Extract
Aim: We aimed to examine whether there is any association between serum levels of 25-hydroxyvitamin D [25(OH)D3] and silent urinary tract infection (UTI) among postmenopausal women.
Methods: Age, postmenopausal period, BMI, white blood cell count, serum C-reactive protein, calcium, phosphorus, alkaline phosphatase, parathormone, serum 25(OH)D3 levels and native urin speicemens were measured in 124 postmenopausal women without signs of UTI, on regular gynecological checking.
Results: A total of 124 women average age of 53.4, with period of 3.5 year after last menstruation were included, 66 had UTI and they were symptom free, other 58 had normal urine. The mean serum levels of 25(OH)D3 among woman with UTI were significantly lower than those of controls (26.7±3.1 vs 36.59±4.2 nmol/l; P<0.001). The serum levels of 25(OH)D3 were significantly lower in patients with UTI compared to patients without (21.4±2.6 vs 31.9±2.9 nmol/l; P<0.001). Within the study group, mean serum levels of 25(OH)D3 among women with greater BMI >30.0 kg/m2 were lower than those of under it (21.8±3.7 nmol/l vs 32.7±4.8 nmol/l; P<0.001). Multivariate analysis showed that the BMI did not correlate with UTI.
Conclusions: Our results suggest that vitamin D deficiency may be a risk factor for UTI in postmenopausal women.

Data for review
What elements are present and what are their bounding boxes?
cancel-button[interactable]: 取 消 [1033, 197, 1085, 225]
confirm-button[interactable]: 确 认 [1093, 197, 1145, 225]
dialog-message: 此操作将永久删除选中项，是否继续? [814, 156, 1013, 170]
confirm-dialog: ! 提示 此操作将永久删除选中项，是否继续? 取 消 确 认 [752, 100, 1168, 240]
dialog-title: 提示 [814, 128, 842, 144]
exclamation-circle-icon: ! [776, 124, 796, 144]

Exercise goal
List the section labels that divide the abstract on vitamin D and urinary tract infection. The material comes from a different source than the abstract.

Response
Aim, Methods, Results, Conclusions